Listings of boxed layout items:

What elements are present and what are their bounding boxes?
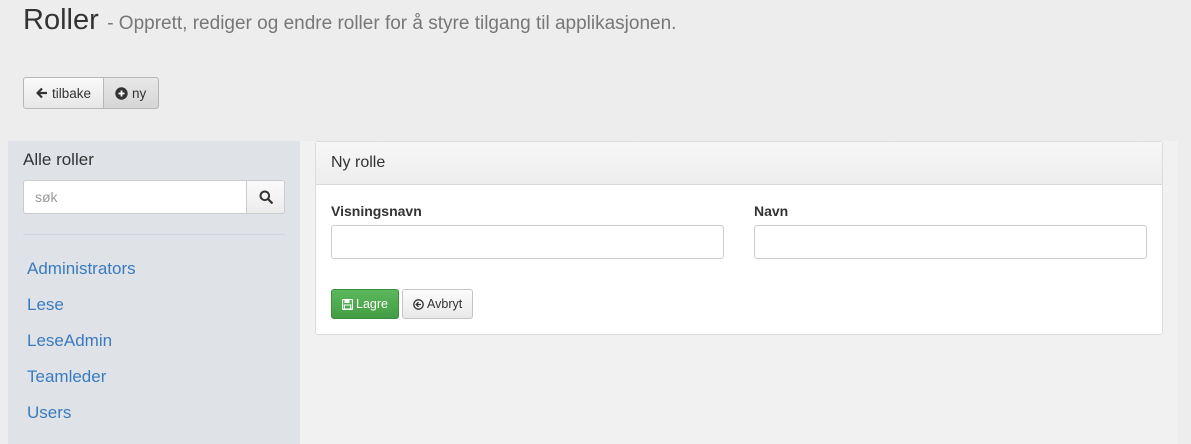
floppy-disk-icon — [342, 298, 353, 310]
role-item-leseadmin[interactable]: LeseAdmin — [27, 331, 136, 367]
cancel-button[interactable]: Avbryt — [402, 289, 474, 319]
toolbar: tilbake ny — [23, 77, 160, 109]
back-button[interactable]: tilbake — [23, 77, 105, 109]
role-item-teamleder[interactable]: Teamleder — [27, 367, 136, 403]
arrow-left-icon — [36, 87, 48, 99]
search-input[interactable] — [23, 180, 246, 214]
role-item-lese[interactable]: Lese — [27, 295, 136, 331]
role-item-administrators[interactable]: Administrators — [27, 259, 136, 295]
new-button[interactable]: ny — [104, 77, 160, 109]
name-label: Navn — [754, 203, 789, 219]
sidebar-title: Alle roller — [23, 150, 94, 169]
role-item-users[interactable]: Users — [27, 403, 136, 439]
sidebar: Alle roller Administrators Lese LeseAdmi… — [8, 141, 300, 444]
circle-arrow-left-icon — [413, 298, 424, 310]
role-list: Administrators Lese LeseAdmin Teamleder … — [27, 259, 136, 439]
new-button-label: ny — [132, 85, 147, 101]
sidebar-divider — [23, 234, 285, 235]
name-input[interactable] — [754, 225, 1147, 259]
display-name-label: Visningsnavn — [331, 203, 422, 219]
back-button-label: tilbake — [52, 85, 92, 101]
cancel-button-label: Avbryt — [427, 297, 463, 311]
search-button[interactable] — [246, 180, 285, 214]
page-header: Roller - Opprett, rediger og endre rolle… — [23, 4, 676, 37]
page-title: Roller — [23, 4, 99, 36]
display-name-input[interactable] — [331, 225, 724, 259]
new-role-panel: Ny rolle Visningsnavn Navn Lagre Avbryt — [315, 141, 1163, 335]
panel-title: Ny rolle — [316, 142, 1162, 185]
save-button-label: Lagre — [356, 297, 388, 311]
search-icon — [259, 190, 273, 204]
plus-circle-icon — [115, 86, 128, 100]
page-subtitle: - Opprett, rediger og endre roller for å… — [107, 13, 677, 34]
search-group — [23, 180, 285, 214]
save-button[interactable]: Lagre — [331, 289, 399, 319]
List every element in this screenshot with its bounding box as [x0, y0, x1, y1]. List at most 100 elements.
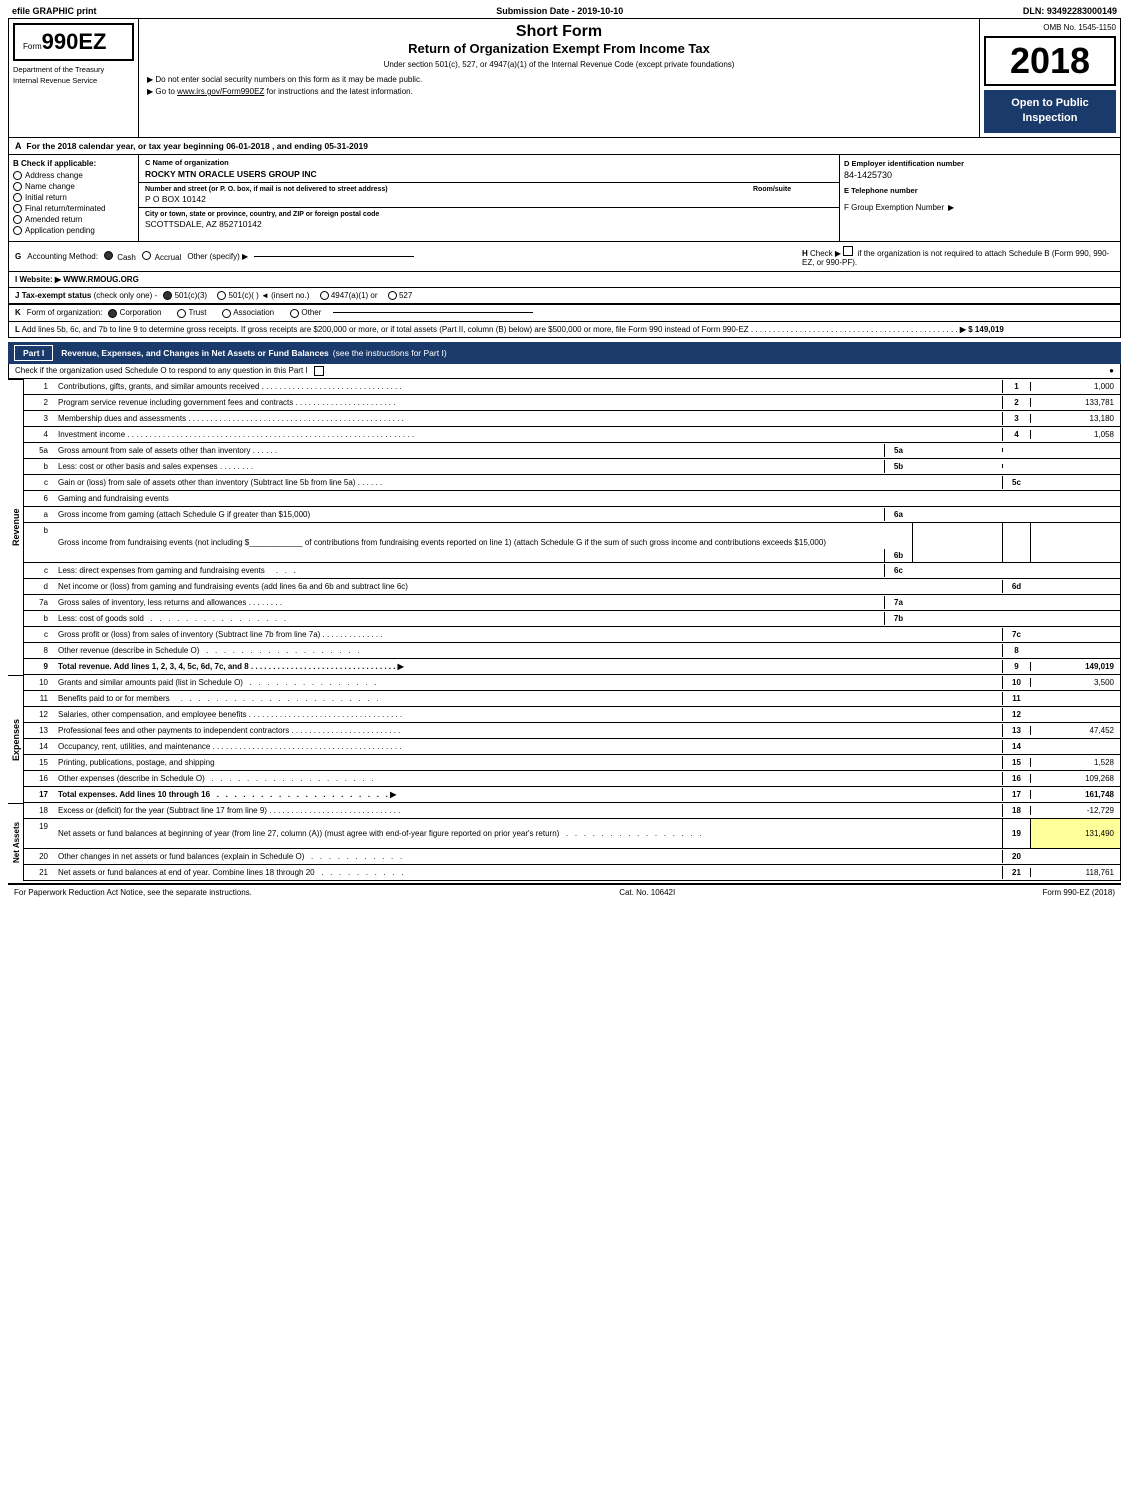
row-5a-num: 5a	[24, 446, 54, 455]
name-change-label: Name change	[25, 182, 75, 191]
row-15-value: 1,528	[1030, 758, 1120, 767]
row-12-num: 12	[24, 710, 54, 719]
trust-label: Trust	[189, 308, 207, 317]
row-2: 2 Program service revenue including gove…	[24, 395, 1121, 411]
row-16-num: 16	[24, 774, 54, 783]
radio-name-change-circle[interactable]	[13, 182, 22, 191]
radio-address-change-circle[interactable]	[13, 171, 22, 180]
radio-final-return-circle[interactable]	[13, 204, 22, 213]
revenue-section: Revenue 1 Contributions, gifts, grants, …	[8, 379, 1121, 675]
accrual-radio[interactable]: Accrual	[142, 251, 181, 262]
other-accounting: Other (specify) ▶	[187, 252, 248, 261]
row-15-linenum: 15	[1002, 756, 1030, 769]
j-4947[interactable]: 4947(a)(1) or	[320, 291, 380, 300]
row-14-num: 14	[24, 742, 54, 751]
radio-application-pending[interactable]: Application pending	[13, 226, 134, 235]
row-20: 20 Other changes in net assets or fund b…	[24, 849, 1121, 865]
short-form-title: Short Form	[147, 23, 971, 41]
ein-value: 84-1425730	[844, 170, 1116, 180]
row-6d: d Net income or (loss) from gaming and f…	[24, 579, 1121, 595]
radio-name-change[interactable]: Name change	[13, 182, 134, 191]
row-7c-desc: Gross profit or (loss) from sales of inv…	[54, 628, 1002, 641]
header-right: OMB No. 1545-1150 2018 Open to Public In…	[980, 19, 1120, 137]
row-7b-desc: Less: cost of goods sold . . . . . . . .…	[54, 612, 884, 625]
part1-header: Part I Revenue, Expenses, and Changes in…	[8, 342, 1121, 364]
501c-radio[interactable]	[217, 291, 226, 300]
row-17-desc: Total expenses. Add lines 10 through 16 …	[54, 788, 1002, 801]
expenses-section: Expenses 10 Grants and similar amounts p…	[8, 675, 1121, 803]
cash-radio[interactable]: Cash	[104, 251, 136, 262]
radio-final-return[interactable]: Final return/terminated	[13, 204, 134, 213]
row-9-desc: Total revenue. Add lines 1, 2, 3, 4, 5c,…	[54, 660, 1002, 673]
k-trust[interactable]: Trust	[177, 308, 206, 317]
omb-number: OMB No. 1545-1150	[984, 23, 1116, 32]
section-g-left: G Accounting Method: Cash Accrual Other …	[15, 251, 794, 262]
row-3-value: 13,180	[1030, 414, 1120, 423]
radio-amended-return[interactable]: Amended return	[13, 215, 134, 224]
org-name-row: C Name of organization ROCKY MTN ORACLE …	[139, 155, 839, 183]
radio-application-pending-circle[interactable]	[13, 226, 22, 235]
section-a-text: For the 2018 calendar year, or tax year …	[26, 141, 368, 151]
row-4-num: 4	[24, 430, 54, 439]
row-10: 10 Grants and similar amounts paid (list…	[24, 675, 1121, 691]
row-13-value: 47,452	[1030, 726, 1120, 735]
row-6b-input[interactable]	[912, 523, 1002, 562]
row-1: 1 Contributions, gifts, grants, and simi…	[24, 379, 1121, 395]
trust-radio[interactable]	[177, 309, 186, 318]
footer-cat-no: Cat. No. 10642I	[619, 888, 675, 897]
website-text: Website: ▶ WWW.RMOUG.ORG	[19, 275, 138, 284]
part1-checkbox[interactable]	[314, 366, 324, 376]
corp-radio[interactable]	[108, 309, 117, 318]
corp-label: Corporation	[120, 308, 162, 317]
j-501c[interactable]: 501(c)( ) ◄ (insert no.)	[217, 291, 311, 300]
cash-label: Cash	[117, 253, 136, 262]
row-10-num: 10	[24, 678, 54, 687]
h-checkbox[interactable]	[843, 246, 853, 256]
assoc-radio[interactable]	[222, 309, 231, 318]
j-527[interactable]: 527	[388, 291, 413, 300]
l-dots: . . . . . . . . . . . . . . . . . . . . …	[751, 325, 958, 334]
radio-amended-return-circle[interactable]	[13, 215, 22, 224]
row-8-num: 8	[24, 646, 54, 655]
row-6c-desc: Less: direct expenses from gaming and fu…	[54, 564, 884, 577]
row-19: 19 Net assets or fund balances at beginn…	[24, 819, 1121, 849]
row-7c-num: c	[24, 630, 54, 639]
row-13-desc: Professional fees and other payments to …	[54, 724, 1002, 737]
row-17-num: 17	[24, 790, 54, 799]
row-16-value: 109,268	[1030, 774, 1120, 783]
section-l-row: L Add lines 5b, 6c, and 7b to line 9 to …	[9, 322, 1120, 337]
4947-radio[interactable]	[320, 291, 329, 300]
row-5b: b Less: cost or other basis and sales ex…	[24, 459, 1121, 475]
row-1-num: 1	[24, 382, 54, 391]
dln-number: DLN: 93492283000149	[1023, 6, 1117, 16]
row-9-num: 9	[24, 662, 54, 671]
row-3-desc: Membership dues and assessments . . . . …	[54, 412, 1002, 425]
row-6-header: 6 Gaming and fundraising events	[24, 491, 1121, 507]
k-assoc[interactable]: Association	[222, 308, 274, 317]
radio-initial-return[interactable]: Initial return	[13, 193, 134, 202]
radio-initial-return-circle[interactable]	[13, 193, 22, 202]
row-6d-desc: Net income or (loss) from gaming and fun…	[54, 580, 1002, 593]
radio-address-change[interactable]: Address change	[13, 171, 134, 180]
j-501c3[interactable]: 501(c)(3)	[163, 291, 209, 300]
row-17-linenum: 17	[1002, 788, 1030, 801]
row-19-linenum: 19	[1002, 819, 1030, 848]
application-pending-label: Application pending	[25, 226, 95, 235]
501c3-radio[interactable]	[163, 291, 172, 300]
row-6a-sublabel: 6a	[884, 508, 912, 521]
cash-radio-button[interactable]	[104, 251, 113, 260]
part1-check-text: Check if the organization used Schedule …	[15, 366, 308, 375]
address-label: Number and street (or P. O. box, if mail…	[145, 186, 388, 193]
row-21-num: 21	[24, 868, 54, 877]
accrual-radio-button[interactable]	[142, 251, 151, 260]
k-corp[interactable]: Corporation	[108, 308, 161, 317]
row-6b-num: b	[24, 523, 54, 535]
k-other[interactable]: Other	[290, 308, 321, 317]
other-radio-k[interactable]	[290, 309, 299, 318]
header-section: Form990EZ Department of the Treasury Int…	[8, 19, 1121, 138]
row-19-desc: Net assets or fund balances at beginning…	[54, 827, 1002, 840]
other-specify-line[interactable]	[254, 256, 414, 257]
accounting-label: Accounting Method:	[27, 252, 98, 261]
527-radio[interactable]	[388, 291, 397, 300]
other-specify-k[interactable]	[333, 312, 533, 313]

To be done: Give back everything from the line containing "446, 54, 455]" down to the line containing "170, 1116, 180]", swapping "Short Form" for "Long Form" and leaving the rest untouched.

Answer to this exercise:
row-5a-num: 5a	[24, 446, 54, 455]
name-change-label: Name change	[25, 182, 75, 191]
row-15-value: 1,528	[1030, 758, 1120, 767]
row-12-num: 12	[24, 710, 54, 719]
trust-label: Trust	[189, 308, 207, 317]
row-2: 2 Program service revenue including gove…	[24, 395, 1121, 411]
row-16-num: 16	[24, 774, 54, 783]
radio-name-change-circle[interactable]	[13, 182, 22, 191]
radio-address-change-circle[interactable]	[13, 171, 22, 180]
radio-final-return-circle[interactable]	[13, 204, 22, 213]
revenue-section: Revenue 1 Contributions, gifts, grants, …	[8, 379, 1121, 675]
accrual-radio[interactable]: Accrual	[142, 251, 181, 262]
other-accounting: Other (specify) ▶	[187, 252, 248, 261]
row-15-linenum: 15	[1002, 756, 1030, 769]
j-4947[interactable]: 4947(a)(1) or	[320, 291, 380, 300]
row-14-num: 14	[24, 742, 54, 751]
radio-application-pending[interactable]: Application pending	[13, 226, 134, 235]
row-20: 20 Other changes in net assets or fund b…	[24, 849, 1121, 865]
short-form-title: Long Form	[147, 23, 971, 41]
ein-value: 84-1425730	[844, 170, 1116, 180]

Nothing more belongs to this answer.